[Stored records]

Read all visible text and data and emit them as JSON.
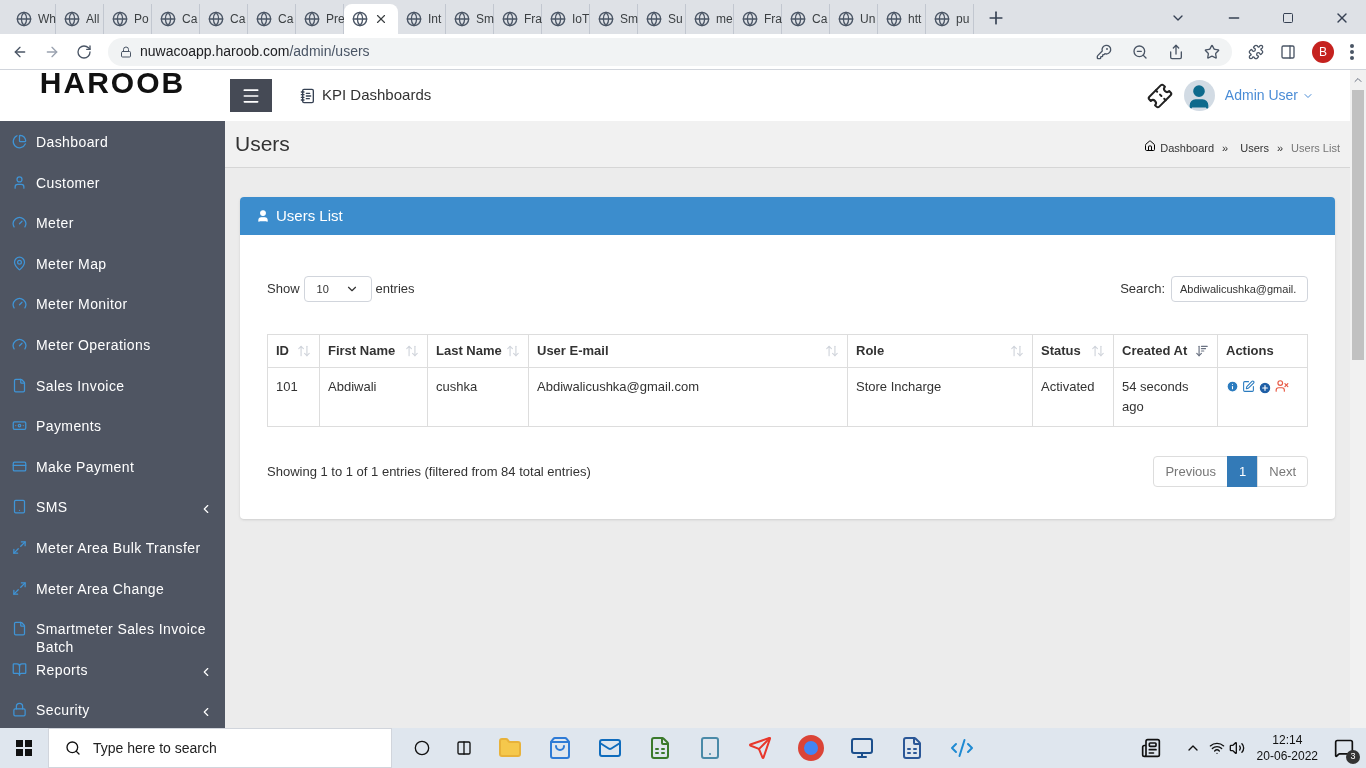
{
  "browser": {
    "tabs": [
      {
        "label": "Wh",
        "selected": false
      },
      {
        "label": "All",
        "selected": false
      },
      {
        "label": "Po",
        "selected": false
      },
      {
        "label": "Ca",
        "selected": false
      },
      {
        "label": "Ca",
        "selected": false
      },
      {
        "label": "Ca",
        "selected": false
      },
      {
        "label": "Pre",
        "selected": false
      },
      {
        "selected": true
      },
      {
        "label": "Int",
        "selected": false
      },
      {
        "label": "Sm",
        "selected": false
      },
      {
        "label": "Fra",
        "selected": false
      },
      {
        "label": "IoT",
        "selected": false
      },
      {
        "label": "Sm",
        "selected": false
      },
      {
        "label": "Su",
        "selected": false
      },
      {
        "label": "me",
        "selected": false
      },
      {
        "label": "Fra",
        "selected": false
      },
      {
        "label": "Ca",
        "selected": false
      },
      {
        "label": "Un",
        "selected": false
      },
      {
        "label": "htt",
        "selected": false
      },
      {
        "label": "pu",
        "selected": false
      }
    ],
    "url_host": "nuwacoapp.haroob.com",
    "url_path": "/admin/users",
    "profile": "B"
  },
  "header": {
    "logo": "HAROOB",
    "menu_item": "KPI Dashboards",
    "user": "Admin User"
  },
  "sidebar": {
    "items": [
      {
        "label": "Dashboard",
        "expandable": false
      },
      {
        "label": "Customer",
        "expandable": false
      },
      {
        "label": "Meter",
        "expandable": false
      },
      {
        "label": "Meter Map",
        "expandable": false
      },
      {
        "label": "Meter Monitor",
        "expandable": false
      },
      {
        "label": "Meter Operations",
        "expandable": false
      },
      {
        "label": "Sales Invoice",
        "expandable": false
      },
      {
        "label": "Payments",
        "expandable": false
      },
      {
        "label": "Make Payment",
        "expandable": false
      },
      {
        "label": "SMS",
        "expandable": true
      },
      {
        "label": "Meter Area Bulk Transfer",
        "expandable": false
      },
      {
        "label": "Meter Area Change",
        "expandable": false
      },
      {
        "label": "Smartmeter Sales Invoice Batch",
        "expandable": false
      },
      {
        "label": "Reports",
        "expandable": true
      },
      {
        "label": "Security",
        "expandable": true
      }
    ]
  },
  "page": {
    "title": "Users",
    "breadcrumb": [
      "Dashboard",
      "Users",
      "Users List"
    ],
    "separator": "»"
  },
  "card": {
    "title": "Users List",
    "show_label": "Show",
    "page_size": "10",
    "entries_label": "entries",
    "search_label": "Search:",
    "search_value": "Abdiwalicushka@gmail.",
    "table": {
      "columns": [
        {
          "label": "ID",
          "sortable": true,
          "sorted": false
        },
        {
          "label": "First Name",
          "sortable": true,
          "sorted": false
        },
        {
          "label": "Last Name",
          "sortable": true,
          "sorted": false
        },
        {
          "label": "User E-mail",
          "sortable": true,
          "sorted": false
        },
        {
          "label": "Role",
          "sortable": true,
          "sorted": false
        },
        {
          "label": "Status",
          "sortable": true,
          "sorted": false
        },
        {
          "label": "Created At",
          "sortable": true,
          "sorted": true
        },
        {
          "label": "Actions",
          "sortable": false
        }
      ],
      "rows": [
        [
          "101",
          "Abdiwali",
          "cushka",
          "Abdiwalicushka@gmail.com",
          "Store Incharge",
          "Activated",
          "54 seconds ago"
        ]
      ]
    },
    "info": "Showing 1 to 1 of 1 entries (filtered from 84 total entries)",
    "pagination": [
      {
        "label": "Previous",
        "selected": false
      },
      {
        "label": "1",
        "selected": true
      },
      {
        "label": "Next",
        "selected": false
      }
    ]
  },
  "taskbar": {
    "search_placeholder": "Type here to search",
    "time": "12:14",
    "date": "20-06-2022",
    "notifications": "3"
  }
}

• **DESCRIPTION OF THE TASK**: From the listing, copy each line containing the word "Invoice".

• **SOLUTION FOR THIS TASK**:
        "label": "Sales Invoice",
        "label": "Smartmeter Sales Invoice Batch",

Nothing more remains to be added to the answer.